* Working data *
* * * *
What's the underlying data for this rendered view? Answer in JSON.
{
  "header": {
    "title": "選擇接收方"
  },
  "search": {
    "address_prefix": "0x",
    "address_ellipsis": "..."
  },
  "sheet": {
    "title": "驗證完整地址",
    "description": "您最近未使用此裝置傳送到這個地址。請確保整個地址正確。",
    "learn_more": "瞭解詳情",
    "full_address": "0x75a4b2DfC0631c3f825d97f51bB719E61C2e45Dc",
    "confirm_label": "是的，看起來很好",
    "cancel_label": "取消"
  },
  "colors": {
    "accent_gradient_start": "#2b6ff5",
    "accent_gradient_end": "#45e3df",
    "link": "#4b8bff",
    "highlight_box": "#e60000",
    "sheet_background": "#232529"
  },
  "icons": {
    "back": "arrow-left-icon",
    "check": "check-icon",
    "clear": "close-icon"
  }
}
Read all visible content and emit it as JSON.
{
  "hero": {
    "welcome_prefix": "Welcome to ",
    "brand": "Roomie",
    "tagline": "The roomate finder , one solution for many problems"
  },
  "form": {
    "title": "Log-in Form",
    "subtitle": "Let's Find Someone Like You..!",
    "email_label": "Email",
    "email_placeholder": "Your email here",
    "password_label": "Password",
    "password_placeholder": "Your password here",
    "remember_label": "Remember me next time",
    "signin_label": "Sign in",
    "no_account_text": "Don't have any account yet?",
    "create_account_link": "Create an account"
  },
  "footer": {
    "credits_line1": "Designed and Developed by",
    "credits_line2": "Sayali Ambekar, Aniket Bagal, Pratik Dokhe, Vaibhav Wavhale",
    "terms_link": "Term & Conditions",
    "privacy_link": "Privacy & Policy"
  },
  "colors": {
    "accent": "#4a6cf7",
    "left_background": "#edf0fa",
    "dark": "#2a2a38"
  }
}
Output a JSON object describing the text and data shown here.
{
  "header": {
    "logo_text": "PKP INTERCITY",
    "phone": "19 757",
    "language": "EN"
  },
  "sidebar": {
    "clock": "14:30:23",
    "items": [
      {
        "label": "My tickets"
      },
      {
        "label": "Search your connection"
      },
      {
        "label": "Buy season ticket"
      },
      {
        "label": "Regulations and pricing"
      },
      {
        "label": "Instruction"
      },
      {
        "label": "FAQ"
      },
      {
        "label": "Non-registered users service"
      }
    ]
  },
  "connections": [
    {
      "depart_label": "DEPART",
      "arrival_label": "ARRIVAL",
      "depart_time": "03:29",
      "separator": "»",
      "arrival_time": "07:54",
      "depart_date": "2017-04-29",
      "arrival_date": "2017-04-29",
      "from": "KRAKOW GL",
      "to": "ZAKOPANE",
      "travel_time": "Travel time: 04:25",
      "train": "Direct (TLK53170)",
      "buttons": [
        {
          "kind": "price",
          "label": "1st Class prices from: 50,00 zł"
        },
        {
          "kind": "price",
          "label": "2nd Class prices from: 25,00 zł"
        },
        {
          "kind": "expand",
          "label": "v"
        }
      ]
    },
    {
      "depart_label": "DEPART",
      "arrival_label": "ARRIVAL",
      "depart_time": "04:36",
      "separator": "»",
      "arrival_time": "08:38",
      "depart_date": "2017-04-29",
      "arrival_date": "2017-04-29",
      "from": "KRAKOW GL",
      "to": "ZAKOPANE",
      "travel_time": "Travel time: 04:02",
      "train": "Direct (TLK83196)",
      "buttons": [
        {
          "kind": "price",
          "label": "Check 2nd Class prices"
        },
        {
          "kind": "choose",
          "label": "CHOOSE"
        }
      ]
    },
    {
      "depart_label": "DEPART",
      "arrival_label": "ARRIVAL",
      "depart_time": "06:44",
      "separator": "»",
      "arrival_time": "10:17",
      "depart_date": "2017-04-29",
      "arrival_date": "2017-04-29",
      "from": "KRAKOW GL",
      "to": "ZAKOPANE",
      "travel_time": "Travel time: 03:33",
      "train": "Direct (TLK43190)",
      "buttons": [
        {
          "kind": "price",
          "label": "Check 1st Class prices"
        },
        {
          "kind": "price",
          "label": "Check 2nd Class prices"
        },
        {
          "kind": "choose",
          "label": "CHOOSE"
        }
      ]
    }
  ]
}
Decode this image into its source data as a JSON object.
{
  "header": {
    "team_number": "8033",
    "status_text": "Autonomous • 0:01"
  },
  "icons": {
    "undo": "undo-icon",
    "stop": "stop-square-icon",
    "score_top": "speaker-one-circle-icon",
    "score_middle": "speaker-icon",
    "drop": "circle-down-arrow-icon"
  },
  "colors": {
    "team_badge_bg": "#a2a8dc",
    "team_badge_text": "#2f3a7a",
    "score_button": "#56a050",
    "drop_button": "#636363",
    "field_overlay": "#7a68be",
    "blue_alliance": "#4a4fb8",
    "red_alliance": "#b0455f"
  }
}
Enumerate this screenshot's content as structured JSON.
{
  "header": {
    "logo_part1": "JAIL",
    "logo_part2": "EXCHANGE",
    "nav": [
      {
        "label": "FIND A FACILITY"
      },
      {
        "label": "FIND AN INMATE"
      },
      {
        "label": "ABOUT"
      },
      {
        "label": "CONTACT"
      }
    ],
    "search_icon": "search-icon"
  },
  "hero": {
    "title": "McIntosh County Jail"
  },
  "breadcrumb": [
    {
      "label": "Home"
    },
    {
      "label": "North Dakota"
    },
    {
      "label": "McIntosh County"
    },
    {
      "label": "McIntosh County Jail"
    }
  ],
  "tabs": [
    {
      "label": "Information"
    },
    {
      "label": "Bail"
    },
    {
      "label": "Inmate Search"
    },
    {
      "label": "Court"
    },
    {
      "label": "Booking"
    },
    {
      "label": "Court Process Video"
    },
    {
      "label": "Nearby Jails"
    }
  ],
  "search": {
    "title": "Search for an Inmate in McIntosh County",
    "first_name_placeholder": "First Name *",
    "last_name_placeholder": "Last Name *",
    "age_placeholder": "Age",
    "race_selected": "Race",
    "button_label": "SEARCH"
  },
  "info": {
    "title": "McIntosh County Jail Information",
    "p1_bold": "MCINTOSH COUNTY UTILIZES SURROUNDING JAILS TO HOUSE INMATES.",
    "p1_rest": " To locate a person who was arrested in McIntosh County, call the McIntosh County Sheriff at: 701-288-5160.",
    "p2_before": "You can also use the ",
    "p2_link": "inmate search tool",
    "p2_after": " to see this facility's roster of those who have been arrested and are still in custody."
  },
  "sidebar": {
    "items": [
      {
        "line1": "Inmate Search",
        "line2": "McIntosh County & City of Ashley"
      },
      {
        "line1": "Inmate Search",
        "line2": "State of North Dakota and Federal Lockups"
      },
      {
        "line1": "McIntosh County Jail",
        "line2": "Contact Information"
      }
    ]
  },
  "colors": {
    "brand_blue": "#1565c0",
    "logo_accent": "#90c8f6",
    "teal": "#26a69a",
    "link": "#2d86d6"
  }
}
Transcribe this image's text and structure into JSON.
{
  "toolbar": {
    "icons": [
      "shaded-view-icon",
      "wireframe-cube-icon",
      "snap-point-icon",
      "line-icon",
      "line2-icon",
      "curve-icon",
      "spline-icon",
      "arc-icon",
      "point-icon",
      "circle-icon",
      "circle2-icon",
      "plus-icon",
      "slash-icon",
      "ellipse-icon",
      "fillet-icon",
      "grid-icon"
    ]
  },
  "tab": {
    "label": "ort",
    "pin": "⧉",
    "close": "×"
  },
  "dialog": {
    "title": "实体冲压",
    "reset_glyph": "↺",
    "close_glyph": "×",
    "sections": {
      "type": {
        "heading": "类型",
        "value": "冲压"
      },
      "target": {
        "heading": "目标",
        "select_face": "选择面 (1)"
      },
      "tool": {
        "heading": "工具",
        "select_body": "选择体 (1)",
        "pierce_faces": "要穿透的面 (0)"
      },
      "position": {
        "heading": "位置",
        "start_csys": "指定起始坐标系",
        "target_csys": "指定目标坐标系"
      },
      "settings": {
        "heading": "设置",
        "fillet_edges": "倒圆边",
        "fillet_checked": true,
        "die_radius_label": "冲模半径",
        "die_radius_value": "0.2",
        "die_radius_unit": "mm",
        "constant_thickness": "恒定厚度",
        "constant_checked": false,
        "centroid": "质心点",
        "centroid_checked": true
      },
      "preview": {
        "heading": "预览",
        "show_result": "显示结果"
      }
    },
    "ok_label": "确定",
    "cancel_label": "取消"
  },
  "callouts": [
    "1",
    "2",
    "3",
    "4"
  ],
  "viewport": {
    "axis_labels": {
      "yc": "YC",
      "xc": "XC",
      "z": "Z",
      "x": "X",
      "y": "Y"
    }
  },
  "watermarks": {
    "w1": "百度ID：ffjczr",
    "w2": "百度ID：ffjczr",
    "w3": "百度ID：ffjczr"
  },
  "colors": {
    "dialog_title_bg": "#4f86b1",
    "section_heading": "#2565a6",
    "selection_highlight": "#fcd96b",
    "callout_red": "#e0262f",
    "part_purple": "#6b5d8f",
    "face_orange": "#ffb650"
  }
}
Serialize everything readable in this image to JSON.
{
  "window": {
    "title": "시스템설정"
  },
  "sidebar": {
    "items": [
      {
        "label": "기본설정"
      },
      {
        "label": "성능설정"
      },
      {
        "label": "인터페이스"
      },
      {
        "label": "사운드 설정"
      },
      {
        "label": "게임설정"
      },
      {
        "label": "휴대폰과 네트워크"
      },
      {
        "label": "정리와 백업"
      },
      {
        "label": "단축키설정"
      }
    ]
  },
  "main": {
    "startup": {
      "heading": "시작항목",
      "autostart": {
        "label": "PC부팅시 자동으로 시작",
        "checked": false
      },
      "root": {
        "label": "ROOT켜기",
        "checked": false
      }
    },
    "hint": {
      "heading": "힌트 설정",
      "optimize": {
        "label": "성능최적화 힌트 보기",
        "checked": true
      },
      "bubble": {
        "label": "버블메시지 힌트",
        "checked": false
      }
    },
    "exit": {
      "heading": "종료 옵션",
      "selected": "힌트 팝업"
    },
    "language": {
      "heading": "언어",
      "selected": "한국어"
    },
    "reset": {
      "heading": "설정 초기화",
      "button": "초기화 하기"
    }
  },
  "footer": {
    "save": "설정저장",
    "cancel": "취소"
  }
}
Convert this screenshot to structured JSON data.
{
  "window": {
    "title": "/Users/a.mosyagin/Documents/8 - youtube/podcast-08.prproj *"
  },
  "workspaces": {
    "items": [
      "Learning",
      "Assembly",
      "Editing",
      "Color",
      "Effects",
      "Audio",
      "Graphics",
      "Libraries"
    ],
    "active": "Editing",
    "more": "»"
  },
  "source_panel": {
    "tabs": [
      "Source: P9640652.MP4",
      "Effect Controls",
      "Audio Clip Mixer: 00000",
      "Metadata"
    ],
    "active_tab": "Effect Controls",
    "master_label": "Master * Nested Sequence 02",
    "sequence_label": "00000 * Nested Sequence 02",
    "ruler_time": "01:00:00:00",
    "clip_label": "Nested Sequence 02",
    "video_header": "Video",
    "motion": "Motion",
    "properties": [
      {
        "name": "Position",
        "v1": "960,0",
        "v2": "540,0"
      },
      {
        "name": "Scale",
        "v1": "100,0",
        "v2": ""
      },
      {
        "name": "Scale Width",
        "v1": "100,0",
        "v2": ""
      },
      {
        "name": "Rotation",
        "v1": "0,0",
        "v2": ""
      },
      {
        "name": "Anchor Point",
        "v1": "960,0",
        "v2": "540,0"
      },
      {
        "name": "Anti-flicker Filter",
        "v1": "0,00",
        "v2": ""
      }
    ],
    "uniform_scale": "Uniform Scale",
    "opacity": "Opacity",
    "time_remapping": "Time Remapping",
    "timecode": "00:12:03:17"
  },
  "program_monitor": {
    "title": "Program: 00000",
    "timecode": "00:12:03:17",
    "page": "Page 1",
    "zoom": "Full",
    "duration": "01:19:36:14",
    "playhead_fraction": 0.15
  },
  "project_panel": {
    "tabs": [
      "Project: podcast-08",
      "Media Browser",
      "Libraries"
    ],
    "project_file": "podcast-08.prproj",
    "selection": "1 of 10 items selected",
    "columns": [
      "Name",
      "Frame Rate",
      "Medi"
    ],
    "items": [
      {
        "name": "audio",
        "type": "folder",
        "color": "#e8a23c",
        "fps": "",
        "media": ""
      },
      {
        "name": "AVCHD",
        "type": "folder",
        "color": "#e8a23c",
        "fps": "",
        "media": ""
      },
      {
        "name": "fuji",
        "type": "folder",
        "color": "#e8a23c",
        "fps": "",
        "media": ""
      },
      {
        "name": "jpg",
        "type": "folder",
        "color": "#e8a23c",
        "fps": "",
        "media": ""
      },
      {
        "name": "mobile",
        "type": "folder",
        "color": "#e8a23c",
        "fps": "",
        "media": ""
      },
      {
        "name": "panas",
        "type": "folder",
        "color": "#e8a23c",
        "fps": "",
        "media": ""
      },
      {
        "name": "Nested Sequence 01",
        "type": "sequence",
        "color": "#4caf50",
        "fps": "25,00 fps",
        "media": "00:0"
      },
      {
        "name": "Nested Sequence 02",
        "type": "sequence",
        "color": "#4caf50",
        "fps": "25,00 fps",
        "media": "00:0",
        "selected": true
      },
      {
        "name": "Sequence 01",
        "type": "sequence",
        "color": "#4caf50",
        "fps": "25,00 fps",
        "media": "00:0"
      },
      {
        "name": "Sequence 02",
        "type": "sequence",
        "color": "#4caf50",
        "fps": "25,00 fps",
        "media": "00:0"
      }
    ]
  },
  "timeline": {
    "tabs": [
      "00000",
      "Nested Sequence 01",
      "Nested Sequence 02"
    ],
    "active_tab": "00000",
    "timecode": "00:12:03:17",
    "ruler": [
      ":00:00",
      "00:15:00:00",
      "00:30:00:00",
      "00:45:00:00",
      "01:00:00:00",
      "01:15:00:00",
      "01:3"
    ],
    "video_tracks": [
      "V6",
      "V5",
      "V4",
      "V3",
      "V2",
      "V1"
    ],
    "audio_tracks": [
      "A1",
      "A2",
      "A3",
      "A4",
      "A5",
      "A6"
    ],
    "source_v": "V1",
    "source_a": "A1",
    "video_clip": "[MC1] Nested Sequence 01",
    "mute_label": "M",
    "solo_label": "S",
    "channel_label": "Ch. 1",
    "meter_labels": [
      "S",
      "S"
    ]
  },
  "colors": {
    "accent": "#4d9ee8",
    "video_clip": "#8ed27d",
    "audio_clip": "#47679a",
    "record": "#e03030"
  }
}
* * * *
* Exercise description *
Look over the listing above. Pick out and copy every line that includes "train".

* Written answer *
      "train": "Direct (TLK53170)",
      "train": "Direct (TLK83196)",
      "train": "Direct (TLK43190)",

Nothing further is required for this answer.